- **YOUR OBJECTIVE**: Look for the word "Daytime" in the entries below, then copy every line that has it.

==== GIVEN RECORDS ====

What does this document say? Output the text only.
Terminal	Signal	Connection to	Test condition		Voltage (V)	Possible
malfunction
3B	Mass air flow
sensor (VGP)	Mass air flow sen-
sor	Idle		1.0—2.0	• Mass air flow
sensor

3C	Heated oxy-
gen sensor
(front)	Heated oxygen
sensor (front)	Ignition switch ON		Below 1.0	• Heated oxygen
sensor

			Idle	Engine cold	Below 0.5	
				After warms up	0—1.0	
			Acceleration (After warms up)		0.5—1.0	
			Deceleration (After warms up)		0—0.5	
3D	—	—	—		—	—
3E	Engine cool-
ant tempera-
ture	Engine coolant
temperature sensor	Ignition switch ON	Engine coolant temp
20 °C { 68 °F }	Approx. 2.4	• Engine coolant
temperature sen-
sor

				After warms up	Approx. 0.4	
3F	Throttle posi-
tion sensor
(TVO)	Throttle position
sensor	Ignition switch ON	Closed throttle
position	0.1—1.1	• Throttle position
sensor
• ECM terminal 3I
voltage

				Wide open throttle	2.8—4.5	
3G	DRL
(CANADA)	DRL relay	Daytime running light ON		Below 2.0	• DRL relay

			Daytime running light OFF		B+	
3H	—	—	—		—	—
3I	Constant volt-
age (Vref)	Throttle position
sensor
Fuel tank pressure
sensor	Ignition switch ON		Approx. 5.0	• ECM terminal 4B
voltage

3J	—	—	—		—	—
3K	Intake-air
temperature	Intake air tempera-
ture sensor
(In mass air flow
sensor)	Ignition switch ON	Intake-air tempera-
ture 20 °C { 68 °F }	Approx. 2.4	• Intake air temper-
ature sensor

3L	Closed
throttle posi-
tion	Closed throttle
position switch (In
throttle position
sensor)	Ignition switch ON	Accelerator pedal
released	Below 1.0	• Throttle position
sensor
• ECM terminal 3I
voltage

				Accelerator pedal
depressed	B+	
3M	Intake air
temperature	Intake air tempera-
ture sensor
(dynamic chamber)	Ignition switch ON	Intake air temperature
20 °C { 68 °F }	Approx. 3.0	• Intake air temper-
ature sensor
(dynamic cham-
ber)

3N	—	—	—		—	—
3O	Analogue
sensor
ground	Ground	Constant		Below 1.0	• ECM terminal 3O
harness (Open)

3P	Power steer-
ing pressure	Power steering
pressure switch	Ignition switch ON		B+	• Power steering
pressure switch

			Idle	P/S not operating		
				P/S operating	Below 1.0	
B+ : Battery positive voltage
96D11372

====

- **WORKED SOLUTION**:
(CANADA)	DRL relay	Daytime running light ON		Below 2.0	• DRL relay
			Daytime running light OFF		B+	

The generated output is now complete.